→ **SHORT EXERCISE**
Work out the number of lines in the listing that include the string "text". Reply with that number alone.

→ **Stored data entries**
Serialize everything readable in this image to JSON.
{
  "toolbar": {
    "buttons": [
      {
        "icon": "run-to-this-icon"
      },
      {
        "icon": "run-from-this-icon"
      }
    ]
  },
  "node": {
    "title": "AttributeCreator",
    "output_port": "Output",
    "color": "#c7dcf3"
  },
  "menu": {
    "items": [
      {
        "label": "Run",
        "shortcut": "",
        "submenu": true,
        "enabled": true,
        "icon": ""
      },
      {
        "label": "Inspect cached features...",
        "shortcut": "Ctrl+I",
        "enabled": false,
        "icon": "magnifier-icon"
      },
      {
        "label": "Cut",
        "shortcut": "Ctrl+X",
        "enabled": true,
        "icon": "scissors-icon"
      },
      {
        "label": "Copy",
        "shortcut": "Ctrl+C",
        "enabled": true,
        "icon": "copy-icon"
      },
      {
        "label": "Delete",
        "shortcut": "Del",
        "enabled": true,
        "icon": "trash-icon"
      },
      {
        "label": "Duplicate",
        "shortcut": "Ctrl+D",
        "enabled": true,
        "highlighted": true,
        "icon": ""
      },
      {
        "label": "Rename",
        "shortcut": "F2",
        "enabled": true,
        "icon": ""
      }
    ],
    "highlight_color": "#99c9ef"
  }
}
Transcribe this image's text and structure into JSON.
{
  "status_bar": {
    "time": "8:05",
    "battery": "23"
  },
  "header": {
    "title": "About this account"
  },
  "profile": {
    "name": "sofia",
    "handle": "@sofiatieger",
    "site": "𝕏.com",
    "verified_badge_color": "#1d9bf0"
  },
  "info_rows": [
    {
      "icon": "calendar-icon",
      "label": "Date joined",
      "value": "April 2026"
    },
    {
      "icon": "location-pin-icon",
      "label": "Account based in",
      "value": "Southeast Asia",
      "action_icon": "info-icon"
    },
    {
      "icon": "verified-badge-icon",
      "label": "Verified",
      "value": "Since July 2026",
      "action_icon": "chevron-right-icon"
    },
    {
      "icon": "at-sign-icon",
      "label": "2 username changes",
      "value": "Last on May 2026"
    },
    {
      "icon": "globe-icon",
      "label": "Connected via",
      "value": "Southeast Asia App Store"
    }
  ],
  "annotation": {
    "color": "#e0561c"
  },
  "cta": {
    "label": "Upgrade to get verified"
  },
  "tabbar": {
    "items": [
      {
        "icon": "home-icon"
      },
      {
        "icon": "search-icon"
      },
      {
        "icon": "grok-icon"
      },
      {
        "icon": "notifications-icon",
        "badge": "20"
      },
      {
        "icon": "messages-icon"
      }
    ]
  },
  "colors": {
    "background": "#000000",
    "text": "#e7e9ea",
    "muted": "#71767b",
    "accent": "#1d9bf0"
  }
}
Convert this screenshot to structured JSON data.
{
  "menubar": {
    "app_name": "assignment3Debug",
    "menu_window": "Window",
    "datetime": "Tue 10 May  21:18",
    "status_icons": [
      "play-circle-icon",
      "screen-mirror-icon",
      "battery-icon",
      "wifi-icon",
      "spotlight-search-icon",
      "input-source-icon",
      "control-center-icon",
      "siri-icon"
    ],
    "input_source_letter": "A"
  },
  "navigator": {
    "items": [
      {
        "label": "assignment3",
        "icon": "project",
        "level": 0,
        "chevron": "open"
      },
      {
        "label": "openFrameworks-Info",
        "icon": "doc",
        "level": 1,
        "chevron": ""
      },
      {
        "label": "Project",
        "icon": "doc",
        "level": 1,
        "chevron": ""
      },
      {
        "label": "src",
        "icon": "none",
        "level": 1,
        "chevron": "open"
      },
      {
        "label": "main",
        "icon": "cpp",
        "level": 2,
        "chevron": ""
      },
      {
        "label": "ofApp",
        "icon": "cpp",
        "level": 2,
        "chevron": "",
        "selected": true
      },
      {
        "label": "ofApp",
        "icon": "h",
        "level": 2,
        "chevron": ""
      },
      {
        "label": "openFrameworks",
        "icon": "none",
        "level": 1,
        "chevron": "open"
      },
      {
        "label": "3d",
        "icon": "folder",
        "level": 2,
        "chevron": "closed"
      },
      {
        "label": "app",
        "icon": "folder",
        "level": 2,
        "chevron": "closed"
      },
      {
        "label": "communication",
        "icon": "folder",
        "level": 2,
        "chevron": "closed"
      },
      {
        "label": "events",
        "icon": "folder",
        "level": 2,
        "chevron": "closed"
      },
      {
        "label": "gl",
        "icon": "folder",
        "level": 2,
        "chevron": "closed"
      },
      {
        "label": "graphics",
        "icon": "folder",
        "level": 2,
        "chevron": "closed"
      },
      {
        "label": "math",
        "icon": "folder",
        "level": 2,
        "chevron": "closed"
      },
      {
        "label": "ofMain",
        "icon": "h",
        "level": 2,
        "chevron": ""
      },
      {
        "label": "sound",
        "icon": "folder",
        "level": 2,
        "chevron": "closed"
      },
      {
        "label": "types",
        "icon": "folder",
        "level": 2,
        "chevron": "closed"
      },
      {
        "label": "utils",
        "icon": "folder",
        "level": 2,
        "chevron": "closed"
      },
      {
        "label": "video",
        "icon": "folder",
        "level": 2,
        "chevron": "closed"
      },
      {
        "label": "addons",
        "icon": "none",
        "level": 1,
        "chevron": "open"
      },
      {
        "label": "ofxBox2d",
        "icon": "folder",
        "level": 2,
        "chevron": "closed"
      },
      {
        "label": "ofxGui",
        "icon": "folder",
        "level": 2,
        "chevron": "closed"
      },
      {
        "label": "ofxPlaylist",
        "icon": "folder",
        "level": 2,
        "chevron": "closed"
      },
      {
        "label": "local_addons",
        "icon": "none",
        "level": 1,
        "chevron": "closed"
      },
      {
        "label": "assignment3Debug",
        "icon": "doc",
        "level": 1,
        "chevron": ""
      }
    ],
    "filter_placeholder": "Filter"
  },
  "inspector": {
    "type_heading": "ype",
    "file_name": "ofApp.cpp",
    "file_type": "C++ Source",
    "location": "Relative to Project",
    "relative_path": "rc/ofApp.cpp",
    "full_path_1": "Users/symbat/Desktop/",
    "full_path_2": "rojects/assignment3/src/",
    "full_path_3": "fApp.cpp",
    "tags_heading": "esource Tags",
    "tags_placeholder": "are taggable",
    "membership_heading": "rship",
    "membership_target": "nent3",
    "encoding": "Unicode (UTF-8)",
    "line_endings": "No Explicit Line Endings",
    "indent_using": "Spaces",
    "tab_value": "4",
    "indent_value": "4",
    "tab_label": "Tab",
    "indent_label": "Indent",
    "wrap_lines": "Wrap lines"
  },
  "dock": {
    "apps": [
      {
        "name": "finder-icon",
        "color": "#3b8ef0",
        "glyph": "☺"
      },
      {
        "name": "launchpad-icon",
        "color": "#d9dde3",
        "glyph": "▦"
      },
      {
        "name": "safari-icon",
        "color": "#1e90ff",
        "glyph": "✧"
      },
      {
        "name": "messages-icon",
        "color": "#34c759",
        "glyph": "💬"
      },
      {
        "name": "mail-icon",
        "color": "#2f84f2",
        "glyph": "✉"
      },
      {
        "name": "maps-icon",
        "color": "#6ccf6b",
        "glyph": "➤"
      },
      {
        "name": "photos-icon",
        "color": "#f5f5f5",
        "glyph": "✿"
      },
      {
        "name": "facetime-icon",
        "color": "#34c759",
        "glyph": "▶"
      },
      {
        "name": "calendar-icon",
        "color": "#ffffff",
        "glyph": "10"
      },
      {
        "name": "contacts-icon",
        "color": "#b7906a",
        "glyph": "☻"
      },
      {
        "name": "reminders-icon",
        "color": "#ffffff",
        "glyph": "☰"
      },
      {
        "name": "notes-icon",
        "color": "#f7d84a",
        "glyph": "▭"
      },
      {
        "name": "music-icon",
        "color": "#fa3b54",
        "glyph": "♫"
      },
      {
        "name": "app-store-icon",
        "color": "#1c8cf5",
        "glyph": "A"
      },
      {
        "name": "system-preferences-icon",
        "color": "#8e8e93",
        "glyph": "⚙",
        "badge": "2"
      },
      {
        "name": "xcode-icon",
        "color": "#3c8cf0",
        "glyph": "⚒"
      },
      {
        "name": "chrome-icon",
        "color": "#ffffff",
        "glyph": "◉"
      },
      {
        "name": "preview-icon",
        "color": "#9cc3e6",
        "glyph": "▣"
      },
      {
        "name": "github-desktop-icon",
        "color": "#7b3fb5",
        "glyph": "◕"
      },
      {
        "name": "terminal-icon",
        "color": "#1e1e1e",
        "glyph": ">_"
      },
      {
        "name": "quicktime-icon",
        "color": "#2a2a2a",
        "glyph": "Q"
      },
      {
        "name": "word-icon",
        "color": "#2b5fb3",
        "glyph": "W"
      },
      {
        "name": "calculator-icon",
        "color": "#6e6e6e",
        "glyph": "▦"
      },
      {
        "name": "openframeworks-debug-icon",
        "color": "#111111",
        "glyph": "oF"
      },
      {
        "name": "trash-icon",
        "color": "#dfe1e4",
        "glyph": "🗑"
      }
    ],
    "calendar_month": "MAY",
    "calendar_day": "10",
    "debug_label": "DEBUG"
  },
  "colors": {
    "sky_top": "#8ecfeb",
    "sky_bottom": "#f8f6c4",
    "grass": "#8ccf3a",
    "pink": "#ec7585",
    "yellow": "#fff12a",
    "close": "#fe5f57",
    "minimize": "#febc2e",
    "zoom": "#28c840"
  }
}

→ **FINAL RESULT**
2